--- start ---

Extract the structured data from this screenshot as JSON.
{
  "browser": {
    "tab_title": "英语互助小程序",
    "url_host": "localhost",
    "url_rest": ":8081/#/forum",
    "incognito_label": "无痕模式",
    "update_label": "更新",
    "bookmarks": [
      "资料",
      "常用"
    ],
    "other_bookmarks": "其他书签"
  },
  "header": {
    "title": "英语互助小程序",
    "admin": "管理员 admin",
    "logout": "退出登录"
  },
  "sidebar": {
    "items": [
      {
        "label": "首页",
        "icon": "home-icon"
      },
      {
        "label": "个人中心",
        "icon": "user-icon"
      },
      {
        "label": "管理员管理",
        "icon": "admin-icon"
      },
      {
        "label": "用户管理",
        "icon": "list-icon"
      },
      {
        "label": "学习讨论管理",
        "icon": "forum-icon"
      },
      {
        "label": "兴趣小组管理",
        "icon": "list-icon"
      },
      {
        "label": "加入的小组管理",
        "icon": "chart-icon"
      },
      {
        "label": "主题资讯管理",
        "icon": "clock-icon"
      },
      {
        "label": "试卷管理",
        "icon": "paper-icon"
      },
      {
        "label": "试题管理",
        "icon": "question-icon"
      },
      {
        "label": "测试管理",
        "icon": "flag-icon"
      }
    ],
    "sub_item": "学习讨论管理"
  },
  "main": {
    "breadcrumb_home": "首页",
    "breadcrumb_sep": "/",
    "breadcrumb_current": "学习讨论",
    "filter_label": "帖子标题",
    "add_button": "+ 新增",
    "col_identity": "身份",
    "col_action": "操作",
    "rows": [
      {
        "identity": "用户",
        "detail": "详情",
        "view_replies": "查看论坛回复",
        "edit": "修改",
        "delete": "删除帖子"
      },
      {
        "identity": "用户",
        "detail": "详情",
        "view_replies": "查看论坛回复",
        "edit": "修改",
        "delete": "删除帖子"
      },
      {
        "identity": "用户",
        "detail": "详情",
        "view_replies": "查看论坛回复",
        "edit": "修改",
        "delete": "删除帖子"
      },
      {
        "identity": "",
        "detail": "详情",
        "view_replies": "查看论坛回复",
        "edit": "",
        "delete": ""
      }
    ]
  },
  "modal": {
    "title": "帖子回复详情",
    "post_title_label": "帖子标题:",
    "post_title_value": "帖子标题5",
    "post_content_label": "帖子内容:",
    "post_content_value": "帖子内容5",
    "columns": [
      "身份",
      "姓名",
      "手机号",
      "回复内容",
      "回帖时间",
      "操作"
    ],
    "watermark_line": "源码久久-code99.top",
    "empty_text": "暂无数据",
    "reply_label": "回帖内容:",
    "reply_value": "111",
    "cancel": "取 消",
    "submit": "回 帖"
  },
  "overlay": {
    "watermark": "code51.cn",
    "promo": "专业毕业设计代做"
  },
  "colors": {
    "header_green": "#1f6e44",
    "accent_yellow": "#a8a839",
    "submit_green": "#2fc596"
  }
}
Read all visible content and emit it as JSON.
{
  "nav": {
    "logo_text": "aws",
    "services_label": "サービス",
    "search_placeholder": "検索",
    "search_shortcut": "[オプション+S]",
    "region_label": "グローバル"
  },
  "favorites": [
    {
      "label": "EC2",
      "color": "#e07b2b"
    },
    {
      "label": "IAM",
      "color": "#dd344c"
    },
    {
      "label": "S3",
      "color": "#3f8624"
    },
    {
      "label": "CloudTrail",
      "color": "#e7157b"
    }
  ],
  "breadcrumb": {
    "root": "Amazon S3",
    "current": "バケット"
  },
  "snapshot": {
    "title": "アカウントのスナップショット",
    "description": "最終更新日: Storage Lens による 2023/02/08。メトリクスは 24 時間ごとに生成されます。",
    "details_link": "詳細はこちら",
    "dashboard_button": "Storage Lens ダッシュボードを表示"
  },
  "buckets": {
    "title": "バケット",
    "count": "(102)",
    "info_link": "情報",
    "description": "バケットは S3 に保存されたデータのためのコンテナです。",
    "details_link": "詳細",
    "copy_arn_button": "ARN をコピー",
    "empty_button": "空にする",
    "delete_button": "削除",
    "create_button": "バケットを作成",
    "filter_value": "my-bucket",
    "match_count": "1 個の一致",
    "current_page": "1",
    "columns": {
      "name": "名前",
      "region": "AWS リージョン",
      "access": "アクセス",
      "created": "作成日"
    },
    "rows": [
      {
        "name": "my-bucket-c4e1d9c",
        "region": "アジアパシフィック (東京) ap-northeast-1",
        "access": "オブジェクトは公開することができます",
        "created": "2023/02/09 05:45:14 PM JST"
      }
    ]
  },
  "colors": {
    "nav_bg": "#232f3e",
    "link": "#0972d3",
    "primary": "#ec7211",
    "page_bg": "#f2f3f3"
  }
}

--- end ---

:: Task statement ::
Go through the records above and retype each one exactly.

:: Written solution ::
Extract the structured data from this screenshot as JSON.
{
  "browser": {
    "tab_title": "英语互助小程序",
    "url_host": "localhost",
    "url_rest": ":8081/#/forum",
    "incognito_label": "无痕模式",
    "update_label": "更新",
    "bookmarks": [
      "资料",
      "常用"
    ],
    "other_bookmarks": "其他书签"
  },
  "header": {
    "title": "英语互助小程序",
    "admin": "管理员 admin",
    "logout": "退出登录"
  },
  "sidebar": {
    "items": [
      {
        "label": "首页",
        "icon": "home-icon"
      },
      {
        "label": "个人中心",
        "icon": "user-icon"
      },
      {
        "label": "管理员管理",
        "icon": "admin-icon"
      },
      {
        "label": "用户管理",
        "icon": "list-icon"
      },
      {
        "label": "学习讨论管理",
        "icon": "forum-icon"
      },
      {
        "label": "兴趣小组管理",
        "icon": "list-icon"
      },
      {
        "label": "加入的小组管理",
        "icon": "chart-icon"
      },
      {
        "label": "主题资讯管理",
        "icon": "clock-icon"
      },
      {
        "label": "试卷管理",
        "icon": "paper-icon"
      },
      {
        "label": "试题管理",
        "icon": "question-icon"
      },
      {
        "label": "测试管理",
        "icon": "flag-icon"
      }
    ],
    "sub_item": "学习讨论管理"
  },
  "main": {
    "breadcrumb_home": "首页",
    "breadcrumb_sep": "/",
    "breadcrumb_current": "学习讨论",
    "filter_label": "帖子标题",
    "add_button": "+ 新增",
    "col_identity": "身份",
    "col_action": "操作",
    "rows": [
      {
        "identity": "用户",
        "detail": "详情",
        "view_replies": "查看论坛回复",
        "edit": "修改",
        "delete": "删除帖子"
      },
      {
        "identity": "用户",
        "detail": "详情",
        "view_replies": "查看论坛回复",
        "edit": "修改",
        "delete": "删除帖子"
      },
      {
        "identity": "用户",
        "detail": "详情",
        "view_replies": "查看论坛回复",
        "edit": "修改",
        "delete": "删除帖子"
      },
      {
        "identity": "",
        "detail": "详情",
        "view_replies": "查看论坛回复",
        "edit": "",
        "delete": ""
      }
    ]
  },
  "modal": {
    "title": "帖子回复详情",
    "post_title_label": "帖子标题:",
    "post_title_value": "帖子标题5",
    "post_content_label": "帖子内容:",
    "post_content_value": "帖子内容5",
    "columns": [
      "身份",
      "姓名",
      "手机号",
      "回复内容",
      "回帖时间",
      "操作"
    ],
    "watermark_line": "源码久久-code99.top",
    "empty_text": "暂无数据",
    "reply_label": "回帖内容:",
    "reply_value": "111",
    "cancel": "取 消",
    "submit": "回 帖"
  },
  "overlay": {
    "watermark": "code51.cn",
    "promo": "专业毕业设计代做"
  },
  "colors": {
    "header_green": "#1f6e44",
    "accent_yellow": "#a8a839",
    "submit_green": "#2fc596"
  }
}
Read all visible content and emit it as JSON.
{
  "nav": {
    "logo_text": "aws",
    "services_label": "サービス",
    "search_placeholder": "検索",
    "search_shortcut": "[オプション+S]",
    "region_label": "グローバル"
  },
  "favorites": [
    {
      "label": "EC2",
      "color": "#e07b2b"
    },
    {
      "label": "IAM",
      "color": "#dd344c"
    },
    {
      "label": "S3",
      "color": "#3f8624"
    },
    {
      "label": "CloudTrail",
      "color": "#e7157b"
    }
  ],
  "breadcrumb": {
    "root": "Amazon S3",
    "current": "バケット"
  },
  "snapshot": {
    "title": "アカウントのスナップショット",
    "description": "最終更新日: Storage Lens による 2023/02/08。メトリクスは 24 時間ごとに生成されます。",
    "details_link": "詳細はこちら",
    "dashboard_button": "Storage Lens ダッシュボードを表示"
  },
  "buckets": {
    "title": "バケット",
    "count": "(102)",
    "info_link": "情報",
    "description": "バケットは S3 に保存されたデータのためのコンテナです。",
    "details_link": "詳細",
    "copy_arn_button": "ARN をコピー",
    "empty_button": "空にする",
    "delete_button": "削除",
    "create_button": "バケットを作成",
    "filter_value": "my-bucket",
    "match_count": "1 個の一致",
    "current_page": "1",
    "columns": {
      "name": "名前",
      "region": "AWS リージョン",
      "access": "アクセス",
      "created": "作成日"
    },
    "rows": [
      {
        "name": "my-bucket-c4e1d9c",
        "region": "アジアパシフィック (東京) ap-northeast-1",
        "access": "オブジェクトは公開することができます",
        "created": "2023/02/09 05:45:14 PM JST"
      }
    ]
  },
  "colors": {
    "nav_bg": "#232f3e",
    "link": "#0972d3",
    "primary": "#ec7211",
    "page_bg": "#f2f3f3"
  }
}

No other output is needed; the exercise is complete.